- _EXERCISE DIRECTIONS_
Show every line where "Ireland" occurs.

-- begin --

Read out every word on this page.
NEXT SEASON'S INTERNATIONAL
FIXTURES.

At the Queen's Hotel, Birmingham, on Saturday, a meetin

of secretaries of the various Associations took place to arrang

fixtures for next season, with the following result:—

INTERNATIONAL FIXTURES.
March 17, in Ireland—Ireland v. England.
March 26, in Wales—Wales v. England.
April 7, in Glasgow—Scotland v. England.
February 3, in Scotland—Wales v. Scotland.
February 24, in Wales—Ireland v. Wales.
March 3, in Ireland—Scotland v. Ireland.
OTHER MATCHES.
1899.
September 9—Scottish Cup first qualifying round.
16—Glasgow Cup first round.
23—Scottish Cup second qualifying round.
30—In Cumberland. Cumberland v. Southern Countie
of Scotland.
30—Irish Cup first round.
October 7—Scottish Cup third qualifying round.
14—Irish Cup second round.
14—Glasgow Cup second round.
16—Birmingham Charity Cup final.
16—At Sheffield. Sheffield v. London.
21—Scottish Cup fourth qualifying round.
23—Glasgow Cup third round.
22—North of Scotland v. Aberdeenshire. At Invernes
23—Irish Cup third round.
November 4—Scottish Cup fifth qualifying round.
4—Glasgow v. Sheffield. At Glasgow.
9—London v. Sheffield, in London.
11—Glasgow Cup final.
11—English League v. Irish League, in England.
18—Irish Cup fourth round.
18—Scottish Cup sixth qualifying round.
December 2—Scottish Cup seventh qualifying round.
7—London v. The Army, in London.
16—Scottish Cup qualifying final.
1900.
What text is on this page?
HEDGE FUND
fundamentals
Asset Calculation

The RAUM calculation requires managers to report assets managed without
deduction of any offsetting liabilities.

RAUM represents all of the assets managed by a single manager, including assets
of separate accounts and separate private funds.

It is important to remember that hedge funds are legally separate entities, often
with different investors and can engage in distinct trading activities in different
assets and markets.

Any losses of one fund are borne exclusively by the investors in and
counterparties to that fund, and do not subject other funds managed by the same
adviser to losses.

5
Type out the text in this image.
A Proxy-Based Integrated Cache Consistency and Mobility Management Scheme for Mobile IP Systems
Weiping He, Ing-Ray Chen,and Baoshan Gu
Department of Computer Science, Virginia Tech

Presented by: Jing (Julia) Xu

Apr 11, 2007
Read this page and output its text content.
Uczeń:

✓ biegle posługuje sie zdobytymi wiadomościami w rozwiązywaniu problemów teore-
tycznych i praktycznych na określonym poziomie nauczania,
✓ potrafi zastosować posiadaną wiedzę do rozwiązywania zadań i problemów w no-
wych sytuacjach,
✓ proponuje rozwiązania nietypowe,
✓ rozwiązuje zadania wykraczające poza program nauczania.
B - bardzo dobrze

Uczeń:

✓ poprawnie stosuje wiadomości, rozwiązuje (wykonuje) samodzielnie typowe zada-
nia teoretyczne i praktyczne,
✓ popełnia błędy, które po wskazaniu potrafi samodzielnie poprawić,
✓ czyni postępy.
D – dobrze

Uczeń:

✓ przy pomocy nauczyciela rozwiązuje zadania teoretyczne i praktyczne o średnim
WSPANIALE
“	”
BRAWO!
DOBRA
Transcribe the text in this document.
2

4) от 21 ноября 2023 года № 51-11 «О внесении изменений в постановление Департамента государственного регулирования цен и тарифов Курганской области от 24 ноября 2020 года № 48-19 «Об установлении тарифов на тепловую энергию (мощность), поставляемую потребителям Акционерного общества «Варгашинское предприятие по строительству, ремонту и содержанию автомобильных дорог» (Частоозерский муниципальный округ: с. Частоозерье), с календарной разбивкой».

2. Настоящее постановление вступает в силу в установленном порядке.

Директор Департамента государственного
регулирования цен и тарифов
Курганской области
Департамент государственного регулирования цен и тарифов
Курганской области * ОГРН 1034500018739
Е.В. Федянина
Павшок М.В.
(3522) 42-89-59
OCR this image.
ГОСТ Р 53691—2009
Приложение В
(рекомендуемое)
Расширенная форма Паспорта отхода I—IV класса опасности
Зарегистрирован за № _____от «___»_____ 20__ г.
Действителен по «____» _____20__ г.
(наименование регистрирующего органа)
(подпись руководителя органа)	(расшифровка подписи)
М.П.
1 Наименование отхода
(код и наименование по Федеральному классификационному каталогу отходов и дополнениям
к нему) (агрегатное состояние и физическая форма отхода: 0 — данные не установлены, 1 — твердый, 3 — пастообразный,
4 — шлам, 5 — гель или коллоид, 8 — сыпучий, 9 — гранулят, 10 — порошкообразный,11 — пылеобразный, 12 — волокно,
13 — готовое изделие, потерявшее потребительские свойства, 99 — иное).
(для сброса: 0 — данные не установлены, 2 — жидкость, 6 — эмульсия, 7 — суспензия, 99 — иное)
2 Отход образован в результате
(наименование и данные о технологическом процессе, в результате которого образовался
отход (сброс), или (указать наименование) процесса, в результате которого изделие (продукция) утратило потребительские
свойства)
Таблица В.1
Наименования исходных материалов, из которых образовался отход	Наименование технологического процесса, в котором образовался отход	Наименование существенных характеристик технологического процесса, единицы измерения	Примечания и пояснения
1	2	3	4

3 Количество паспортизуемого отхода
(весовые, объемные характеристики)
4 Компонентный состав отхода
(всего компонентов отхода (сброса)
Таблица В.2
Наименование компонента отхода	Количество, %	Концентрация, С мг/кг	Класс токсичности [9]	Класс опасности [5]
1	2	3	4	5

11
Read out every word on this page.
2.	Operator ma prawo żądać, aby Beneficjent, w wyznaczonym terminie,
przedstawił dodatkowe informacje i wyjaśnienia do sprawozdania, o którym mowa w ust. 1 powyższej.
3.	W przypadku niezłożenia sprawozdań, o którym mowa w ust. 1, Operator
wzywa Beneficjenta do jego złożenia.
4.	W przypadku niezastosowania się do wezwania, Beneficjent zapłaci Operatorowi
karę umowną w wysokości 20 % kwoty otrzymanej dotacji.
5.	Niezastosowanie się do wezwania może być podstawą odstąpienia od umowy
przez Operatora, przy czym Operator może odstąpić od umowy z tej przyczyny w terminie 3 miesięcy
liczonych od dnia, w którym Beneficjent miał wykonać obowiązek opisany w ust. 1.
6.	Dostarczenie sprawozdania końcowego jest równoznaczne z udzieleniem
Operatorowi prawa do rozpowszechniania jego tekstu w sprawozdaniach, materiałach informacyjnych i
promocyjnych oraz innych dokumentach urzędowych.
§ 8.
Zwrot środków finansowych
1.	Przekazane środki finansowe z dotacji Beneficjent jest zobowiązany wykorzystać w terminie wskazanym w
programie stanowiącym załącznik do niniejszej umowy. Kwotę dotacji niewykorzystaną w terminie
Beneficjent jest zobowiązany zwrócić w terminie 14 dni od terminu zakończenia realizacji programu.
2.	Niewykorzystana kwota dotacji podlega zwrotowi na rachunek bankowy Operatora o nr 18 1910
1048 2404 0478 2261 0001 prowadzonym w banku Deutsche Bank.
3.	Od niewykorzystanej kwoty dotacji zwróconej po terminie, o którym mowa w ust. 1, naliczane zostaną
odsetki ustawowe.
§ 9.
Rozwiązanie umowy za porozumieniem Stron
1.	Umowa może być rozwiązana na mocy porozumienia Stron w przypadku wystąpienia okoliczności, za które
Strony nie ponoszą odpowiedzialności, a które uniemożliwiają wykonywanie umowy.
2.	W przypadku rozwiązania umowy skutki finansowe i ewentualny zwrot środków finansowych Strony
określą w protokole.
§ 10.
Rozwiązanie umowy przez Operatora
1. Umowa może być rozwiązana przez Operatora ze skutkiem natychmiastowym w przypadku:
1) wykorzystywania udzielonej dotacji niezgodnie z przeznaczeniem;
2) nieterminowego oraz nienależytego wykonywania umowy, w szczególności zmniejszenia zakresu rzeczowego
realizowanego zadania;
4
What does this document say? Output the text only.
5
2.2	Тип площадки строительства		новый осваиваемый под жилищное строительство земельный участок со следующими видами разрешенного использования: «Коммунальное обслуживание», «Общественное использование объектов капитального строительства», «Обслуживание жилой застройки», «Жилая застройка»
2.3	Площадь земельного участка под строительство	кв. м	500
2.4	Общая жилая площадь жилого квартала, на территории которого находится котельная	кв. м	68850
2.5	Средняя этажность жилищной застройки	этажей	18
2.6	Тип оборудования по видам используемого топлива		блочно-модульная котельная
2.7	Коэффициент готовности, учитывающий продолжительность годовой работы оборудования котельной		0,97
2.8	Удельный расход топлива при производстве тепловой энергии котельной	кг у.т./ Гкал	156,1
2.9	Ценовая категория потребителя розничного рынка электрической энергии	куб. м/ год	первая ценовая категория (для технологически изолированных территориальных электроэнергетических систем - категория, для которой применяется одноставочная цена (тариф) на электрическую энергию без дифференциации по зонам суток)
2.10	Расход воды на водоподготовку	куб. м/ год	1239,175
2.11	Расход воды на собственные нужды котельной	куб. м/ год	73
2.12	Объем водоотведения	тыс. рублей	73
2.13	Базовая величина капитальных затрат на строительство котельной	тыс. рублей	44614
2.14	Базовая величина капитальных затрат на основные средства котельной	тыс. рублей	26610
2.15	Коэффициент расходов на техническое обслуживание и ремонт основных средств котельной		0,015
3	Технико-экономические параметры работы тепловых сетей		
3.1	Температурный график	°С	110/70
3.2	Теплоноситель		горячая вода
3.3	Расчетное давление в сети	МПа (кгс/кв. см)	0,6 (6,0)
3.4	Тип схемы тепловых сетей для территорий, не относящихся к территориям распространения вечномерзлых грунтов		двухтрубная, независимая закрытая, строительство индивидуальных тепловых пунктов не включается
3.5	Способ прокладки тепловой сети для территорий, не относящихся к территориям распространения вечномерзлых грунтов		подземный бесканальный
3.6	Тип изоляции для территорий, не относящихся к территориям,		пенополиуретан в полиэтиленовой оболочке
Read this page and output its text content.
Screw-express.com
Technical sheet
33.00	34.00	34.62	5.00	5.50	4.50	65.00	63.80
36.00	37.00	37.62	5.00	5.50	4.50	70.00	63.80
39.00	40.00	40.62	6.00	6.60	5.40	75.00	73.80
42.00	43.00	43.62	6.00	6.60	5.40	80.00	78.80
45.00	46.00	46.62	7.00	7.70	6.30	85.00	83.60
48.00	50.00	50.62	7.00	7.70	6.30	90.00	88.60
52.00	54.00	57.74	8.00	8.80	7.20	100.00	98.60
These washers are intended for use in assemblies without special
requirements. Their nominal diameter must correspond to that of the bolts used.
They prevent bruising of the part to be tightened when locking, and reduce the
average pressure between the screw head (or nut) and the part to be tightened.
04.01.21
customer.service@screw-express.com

-- end --

- _TASK RESPONSE_
March 17, in Ireland—Ireland v. England.
February 24, in Wales—Ireland v. Wales.
March 3, in Ireland—Scotland v. Ireland.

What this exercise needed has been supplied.